Work through the listing below and count the lines that hold "text". Answer with the number alone.
─── DATA LINES
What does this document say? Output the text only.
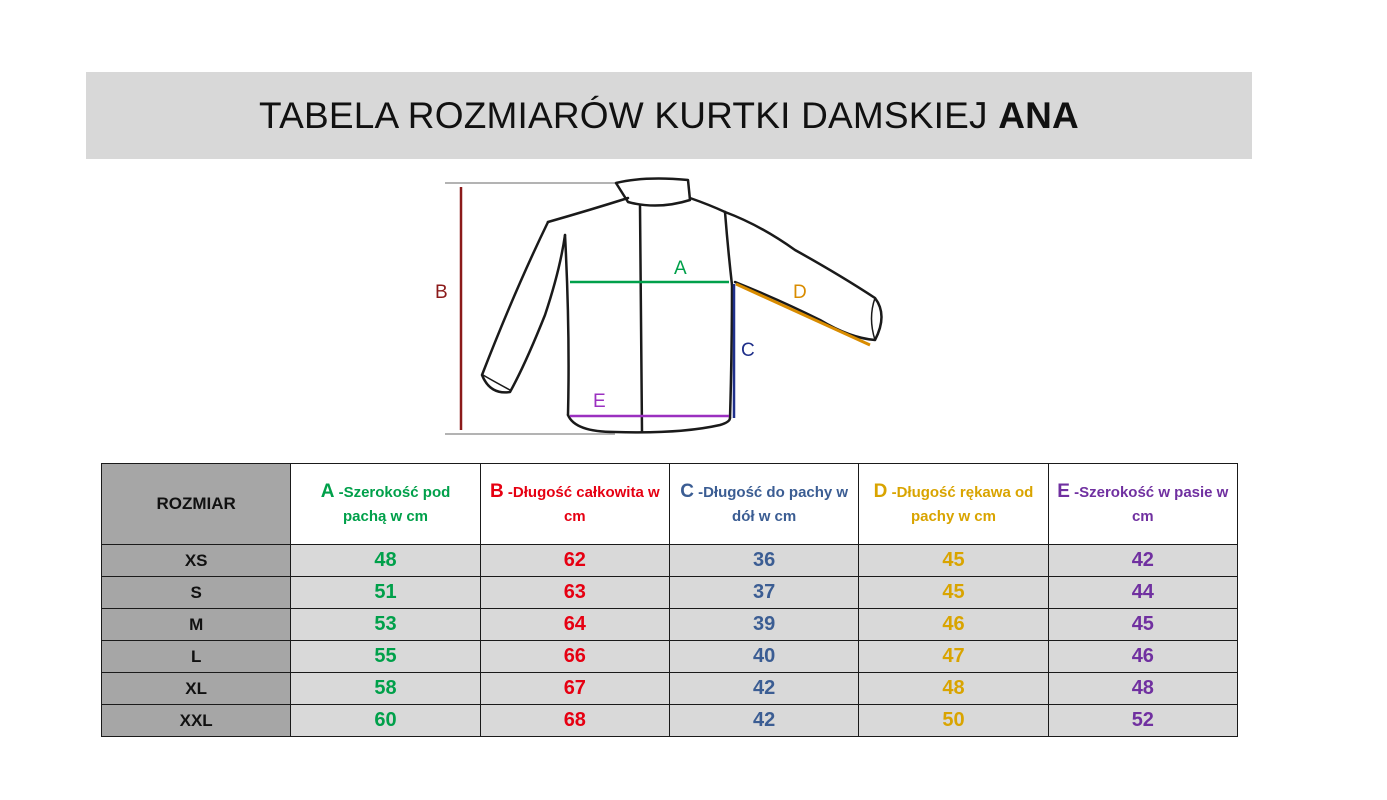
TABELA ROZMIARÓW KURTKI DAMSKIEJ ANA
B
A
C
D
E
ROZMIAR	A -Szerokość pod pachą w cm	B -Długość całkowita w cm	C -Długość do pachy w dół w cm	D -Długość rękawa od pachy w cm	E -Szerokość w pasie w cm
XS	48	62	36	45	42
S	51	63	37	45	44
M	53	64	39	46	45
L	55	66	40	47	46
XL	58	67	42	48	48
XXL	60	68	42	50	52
──────
─── DATA LINES
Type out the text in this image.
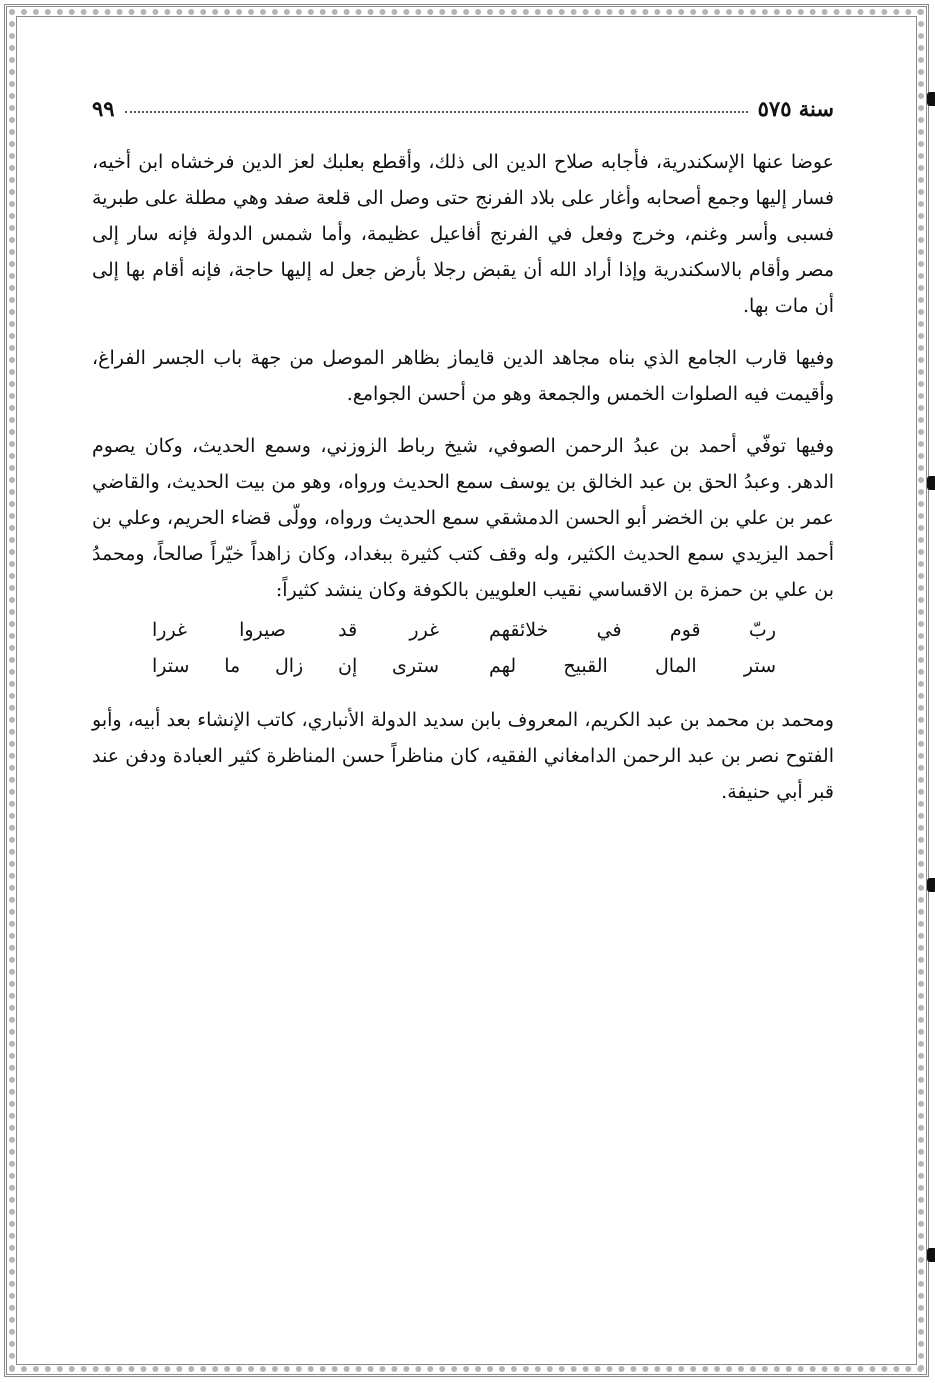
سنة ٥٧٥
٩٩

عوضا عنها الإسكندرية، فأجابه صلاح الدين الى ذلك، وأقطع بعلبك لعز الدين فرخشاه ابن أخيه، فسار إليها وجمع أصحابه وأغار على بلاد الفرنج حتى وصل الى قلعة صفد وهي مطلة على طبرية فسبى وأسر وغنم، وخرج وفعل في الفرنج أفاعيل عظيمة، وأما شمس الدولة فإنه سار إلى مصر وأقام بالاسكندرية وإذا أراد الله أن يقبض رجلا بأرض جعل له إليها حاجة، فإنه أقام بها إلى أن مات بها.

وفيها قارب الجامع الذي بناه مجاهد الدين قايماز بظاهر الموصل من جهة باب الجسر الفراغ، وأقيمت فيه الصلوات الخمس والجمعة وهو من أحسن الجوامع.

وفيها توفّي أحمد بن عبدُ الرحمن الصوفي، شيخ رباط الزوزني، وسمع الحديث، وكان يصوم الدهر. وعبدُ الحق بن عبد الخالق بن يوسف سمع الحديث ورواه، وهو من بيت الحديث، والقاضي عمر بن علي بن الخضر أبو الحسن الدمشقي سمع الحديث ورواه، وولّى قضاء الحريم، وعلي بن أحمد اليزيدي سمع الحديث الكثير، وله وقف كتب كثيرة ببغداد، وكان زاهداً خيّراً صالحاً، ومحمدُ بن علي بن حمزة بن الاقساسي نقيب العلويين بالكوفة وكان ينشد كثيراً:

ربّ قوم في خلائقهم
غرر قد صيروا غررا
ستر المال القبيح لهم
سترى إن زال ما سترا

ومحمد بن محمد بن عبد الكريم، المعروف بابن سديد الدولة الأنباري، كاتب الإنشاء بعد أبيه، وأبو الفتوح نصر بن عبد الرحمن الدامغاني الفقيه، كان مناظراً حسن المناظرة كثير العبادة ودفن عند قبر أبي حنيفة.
──────
─── DATA LINES
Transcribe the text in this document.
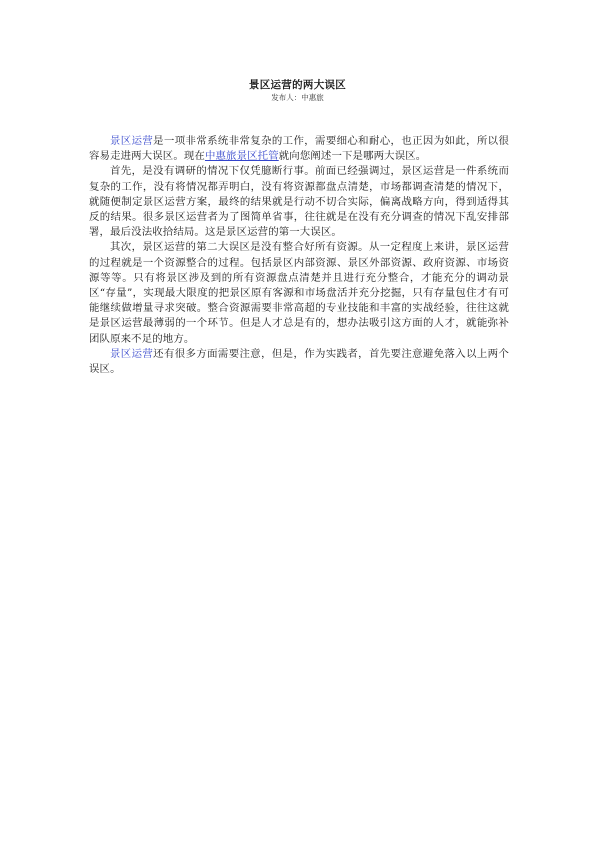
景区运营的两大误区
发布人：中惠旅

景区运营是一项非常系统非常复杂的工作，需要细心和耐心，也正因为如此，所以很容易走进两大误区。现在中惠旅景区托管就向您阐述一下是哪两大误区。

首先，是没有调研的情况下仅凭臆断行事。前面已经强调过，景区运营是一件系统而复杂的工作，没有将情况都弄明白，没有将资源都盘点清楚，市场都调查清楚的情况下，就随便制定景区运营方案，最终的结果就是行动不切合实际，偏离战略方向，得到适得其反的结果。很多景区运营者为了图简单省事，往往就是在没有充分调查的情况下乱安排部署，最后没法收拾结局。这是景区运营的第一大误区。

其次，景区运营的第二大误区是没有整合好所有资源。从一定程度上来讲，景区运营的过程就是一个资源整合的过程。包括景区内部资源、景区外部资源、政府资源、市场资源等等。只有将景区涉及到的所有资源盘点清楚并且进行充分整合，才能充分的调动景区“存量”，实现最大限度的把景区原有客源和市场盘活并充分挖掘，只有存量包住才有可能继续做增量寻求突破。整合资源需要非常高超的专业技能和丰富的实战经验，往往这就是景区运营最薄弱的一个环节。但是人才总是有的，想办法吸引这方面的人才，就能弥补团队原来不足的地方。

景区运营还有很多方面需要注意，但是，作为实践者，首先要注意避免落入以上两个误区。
──────
OUTPUT OF THE TASK:
3